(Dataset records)
--- START ---
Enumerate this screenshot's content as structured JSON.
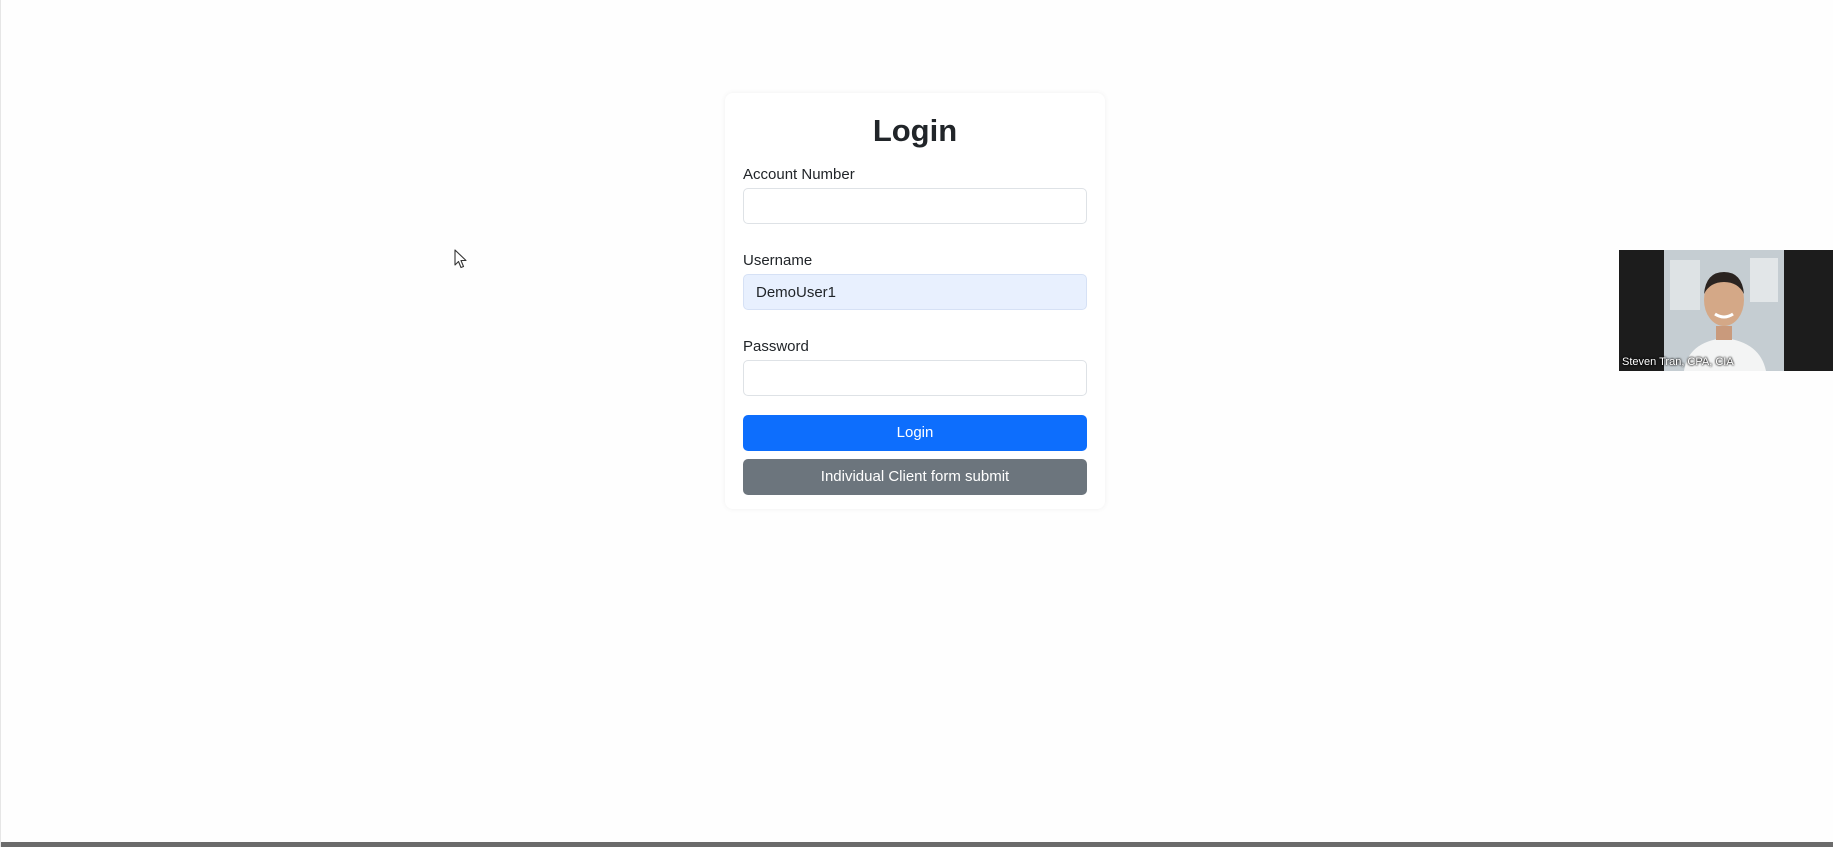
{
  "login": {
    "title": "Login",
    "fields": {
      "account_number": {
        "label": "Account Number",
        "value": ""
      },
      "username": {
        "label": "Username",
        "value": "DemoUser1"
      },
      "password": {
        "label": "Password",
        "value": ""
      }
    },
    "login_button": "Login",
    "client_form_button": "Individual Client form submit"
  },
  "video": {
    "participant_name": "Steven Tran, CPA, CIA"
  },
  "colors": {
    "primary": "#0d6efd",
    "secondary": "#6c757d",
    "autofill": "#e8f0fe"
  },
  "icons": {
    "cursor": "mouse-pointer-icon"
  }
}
--- END ---
--- START ---
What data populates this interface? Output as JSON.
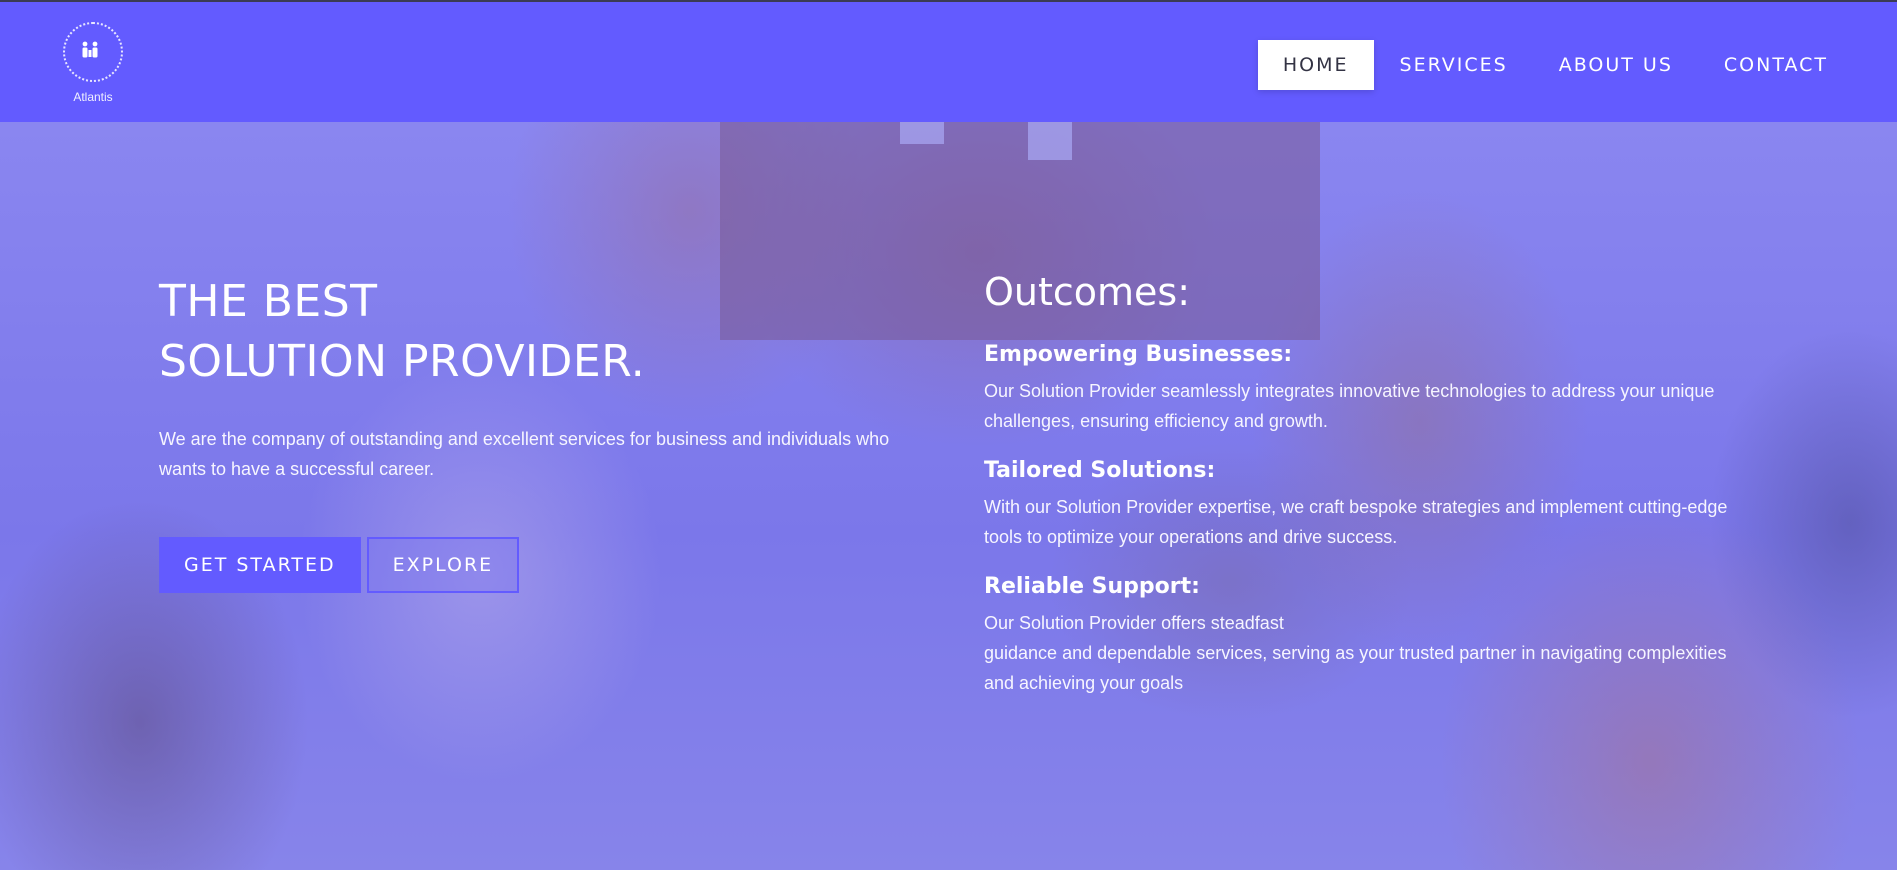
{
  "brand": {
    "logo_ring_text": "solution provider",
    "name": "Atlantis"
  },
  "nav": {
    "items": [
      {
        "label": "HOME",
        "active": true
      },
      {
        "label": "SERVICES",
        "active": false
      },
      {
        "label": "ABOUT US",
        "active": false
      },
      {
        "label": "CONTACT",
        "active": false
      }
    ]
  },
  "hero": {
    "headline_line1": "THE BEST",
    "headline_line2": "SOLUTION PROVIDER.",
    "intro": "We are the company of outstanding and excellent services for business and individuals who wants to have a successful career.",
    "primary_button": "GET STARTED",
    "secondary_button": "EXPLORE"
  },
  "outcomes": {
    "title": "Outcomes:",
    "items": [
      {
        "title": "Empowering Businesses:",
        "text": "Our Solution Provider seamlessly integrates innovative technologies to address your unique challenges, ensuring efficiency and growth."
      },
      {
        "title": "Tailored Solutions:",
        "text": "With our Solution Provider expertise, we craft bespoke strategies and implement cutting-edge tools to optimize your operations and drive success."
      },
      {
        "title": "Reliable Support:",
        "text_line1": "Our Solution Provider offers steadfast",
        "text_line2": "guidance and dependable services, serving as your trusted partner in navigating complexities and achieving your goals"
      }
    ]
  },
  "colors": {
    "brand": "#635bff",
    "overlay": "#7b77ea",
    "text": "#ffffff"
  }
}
--- END ---
EXERCISE DIRECTIONS: Which lines hold the word "label"? Copy all of them.

TASK ANSWER:
        "label": "Account Number",
        "label": "Username",
        "label": "Password",
        "label": "HOME",
        "label": "SERVICES",
        "label": "ABOUT US",
        "label": "CONTACT",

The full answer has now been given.